▶ Data for processing:
________________________
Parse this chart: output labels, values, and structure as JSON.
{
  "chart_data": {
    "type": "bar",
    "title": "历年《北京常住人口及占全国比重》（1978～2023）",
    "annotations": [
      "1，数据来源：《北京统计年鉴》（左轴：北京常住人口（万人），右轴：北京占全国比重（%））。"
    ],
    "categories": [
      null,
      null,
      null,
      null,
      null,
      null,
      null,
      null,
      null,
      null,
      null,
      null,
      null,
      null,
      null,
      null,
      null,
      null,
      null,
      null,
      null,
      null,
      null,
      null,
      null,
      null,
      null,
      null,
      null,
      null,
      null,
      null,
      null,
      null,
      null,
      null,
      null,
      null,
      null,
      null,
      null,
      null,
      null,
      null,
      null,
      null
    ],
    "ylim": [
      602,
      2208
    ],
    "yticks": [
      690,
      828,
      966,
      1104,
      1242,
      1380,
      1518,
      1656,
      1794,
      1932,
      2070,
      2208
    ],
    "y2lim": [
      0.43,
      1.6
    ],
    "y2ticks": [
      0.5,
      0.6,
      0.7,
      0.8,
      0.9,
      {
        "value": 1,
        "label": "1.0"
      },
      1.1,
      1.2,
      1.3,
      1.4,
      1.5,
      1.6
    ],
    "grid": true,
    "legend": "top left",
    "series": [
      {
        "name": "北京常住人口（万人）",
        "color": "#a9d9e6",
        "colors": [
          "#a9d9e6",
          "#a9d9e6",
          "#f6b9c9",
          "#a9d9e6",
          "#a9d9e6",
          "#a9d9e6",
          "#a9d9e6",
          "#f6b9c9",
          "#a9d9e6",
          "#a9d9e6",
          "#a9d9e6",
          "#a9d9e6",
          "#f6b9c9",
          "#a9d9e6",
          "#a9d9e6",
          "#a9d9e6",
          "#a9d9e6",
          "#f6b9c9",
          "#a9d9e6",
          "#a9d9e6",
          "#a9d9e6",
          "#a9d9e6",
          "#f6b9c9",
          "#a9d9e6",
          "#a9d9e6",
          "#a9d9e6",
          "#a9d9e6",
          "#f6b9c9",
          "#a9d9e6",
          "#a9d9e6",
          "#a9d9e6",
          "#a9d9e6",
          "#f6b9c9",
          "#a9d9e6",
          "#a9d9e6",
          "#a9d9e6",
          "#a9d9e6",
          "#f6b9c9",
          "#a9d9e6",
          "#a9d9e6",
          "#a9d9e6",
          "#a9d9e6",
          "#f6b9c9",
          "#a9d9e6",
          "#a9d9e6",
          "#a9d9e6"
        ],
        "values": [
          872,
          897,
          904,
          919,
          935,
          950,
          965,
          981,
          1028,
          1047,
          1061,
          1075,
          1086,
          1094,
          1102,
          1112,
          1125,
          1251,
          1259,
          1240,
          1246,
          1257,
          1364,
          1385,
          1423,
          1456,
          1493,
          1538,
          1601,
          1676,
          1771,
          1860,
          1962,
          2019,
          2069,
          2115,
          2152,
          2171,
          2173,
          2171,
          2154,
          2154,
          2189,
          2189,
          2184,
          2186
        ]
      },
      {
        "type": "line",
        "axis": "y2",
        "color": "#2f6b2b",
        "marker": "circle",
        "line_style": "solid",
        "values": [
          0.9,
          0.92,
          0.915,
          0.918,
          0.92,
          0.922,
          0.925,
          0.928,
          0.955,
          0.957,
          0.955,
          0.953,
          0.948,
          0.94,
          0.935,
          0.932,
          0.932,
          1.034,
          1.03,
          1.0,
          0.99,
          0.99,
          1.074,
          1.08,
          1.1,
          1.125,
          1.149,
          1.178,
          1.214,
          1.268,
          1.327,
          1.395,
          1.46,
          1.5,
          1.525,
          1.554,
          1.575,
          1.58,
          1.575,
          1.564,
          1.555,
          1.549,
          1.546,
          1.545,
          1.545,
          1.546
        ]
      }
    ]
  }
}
________________________
▶ Written exercise: Transcribe every entry exactly, omitting nothing.

▶ Exercise output:
Parse this chart: output labels, values, and structure as JSON.
{
  "chart_data": {
    "type": "bar",
    "title": "历年《北京常住人口及占全国比重》（1978～2023）",
    "annotations": [
      "1，数据来源：《北京统计年鉴》（左轴：北京常住人口（万人），右轴：北京占全国比重（%））。"
    ],
    "categories": [
      null,
      null,
      null,
      null,
      null,
      null,
      null,
      null,
      null,
      null,
      null,
      null,
      null,
      null,
      null,
      null,
      null,
      null,
      null,
      null,
      null,
      null,
      null,
      null,
      null,
      null,
      null,
      null,
      null,
      null,
      null,
      null,
      null,
      null,
      null,
      null,
      null,
      null,
      null,
      null,
      null,
      null,
      null,
      null,
      null,
      null
    ],
    "ylim": [
      602,
      2208
    ],
    "yticks": [
      690,
      828,
      966,
      1104,
      1242,
      1380,
      1518,
      1656,
      1794,
      1932,
      2070,
      2208
    ],
    "y2lim": [
      0.43,
      1.6
    ],
    "y2ticks": [
      0.5,
      0.6,
      0.7,
      0.8,
      0.9,
      {
        "value": 1,
        "label": "1.0"
      },
      1.1,
      1.2,
      1.3,
      1.4,
      1.5,
      1.6
    ],
    "grid": true,
    "legend": "top left",
    "series": [
      {
        "name": "北京常住人口（万人）",
        "color": "#a9d9e6",
        "colors": [
          "#a9d9e6",
          "#a9d9e6",
          "#f6b9c9",
          "#a9d9e6",
          "#a9d9e6",
          "#a9d9e6",
          "#a9d9e6",
          "#f6b9c9",
          "#a9d9e6",
          "#a9d9e6",
          "#a9d9e6",
          "#a9d9e6",
          "#f6b9c9",
          "#a9d9e6",
          "#a9d9e6",
          "#a9d9e6",
          "#a9d9e6",
          "#f6b9c9",
          "#a9d9e6",
          "#a9d9e6",
          "#a9d9e6",
          "#a9d9e6",
          "#f6b9c9",
          "#a9d9e6",
          "#a9d9e6",
          "#a9d9e6",
          "#a9d9e6",
          "#f6b9c9",
          "#a9d9e6",
          "#a9d9e6",
          "#a9d9e6",
          "#a9d9e6",
          "#f6b9c9",
          "#a9d9e6",
          "#a9d9e6",
          "#a9d9e6",
          "#a9d9e6",
          "#f6b9c9",
          "#a9d9e6",
          "#a9d9e6",
          "#a9d9e6",
          "#a9d9e6",
          "#f6b9c9",
          "#a9d9e6",
          "#a9d9e6",
          "#a9d9e6"
        ],
        "values": [
          872,
          897,
          904,
          919,
          935,
          950,
          965,
          981,
          1028,
          1047,
          1061,
          1075,
          1086,
          1094,
          1102,
          1112,
          1125,
          1251,
          1259,
          1240,
          1246,
          1257,
          1364,
          1385,
          1423,
          1456,
          1493,
          1538,
          1601,
          1676,
          1771,
          1860,
          1962,
          2019,
          2069,
          2115,
          2152,
          2171,
          2173,
          2171,
          2154,
          2154,
          2189,
          2189,
          2184,
          2186
        ]
      },
      {
        "type": "line",
        "axis": "y2",
        "color": "#2f6b2b",
        "marker": "circle",
        "line_style": "solid",
        "values": [
          0.9,
          0.92,
          0.915,
          0.918,
          0.92,
          0.922,
          0.925,
          0.928,
          0.955,
          0.957,
          0.955,
          0.953,
          0.948,
          0.94,
          0.935,
          0.932,
          0.932,
          1.034,
          1.03,
          1.0,
          0.99,
          0.99,
          1.074,
          1.08,
          1.1,
          1.125,
          1.149,
          1.178,
          1.214,
          1.268,
          1.327,
          1.395,
          1.46,
          1.5,
          1.525,
          1.554,
          1.575,
          1.58,
          1.575,
          1.564,
          1.555,
          1.549,
          1.546,
          1.545,
          1.545,
          1.546
        ]
      }
    ]
  }
}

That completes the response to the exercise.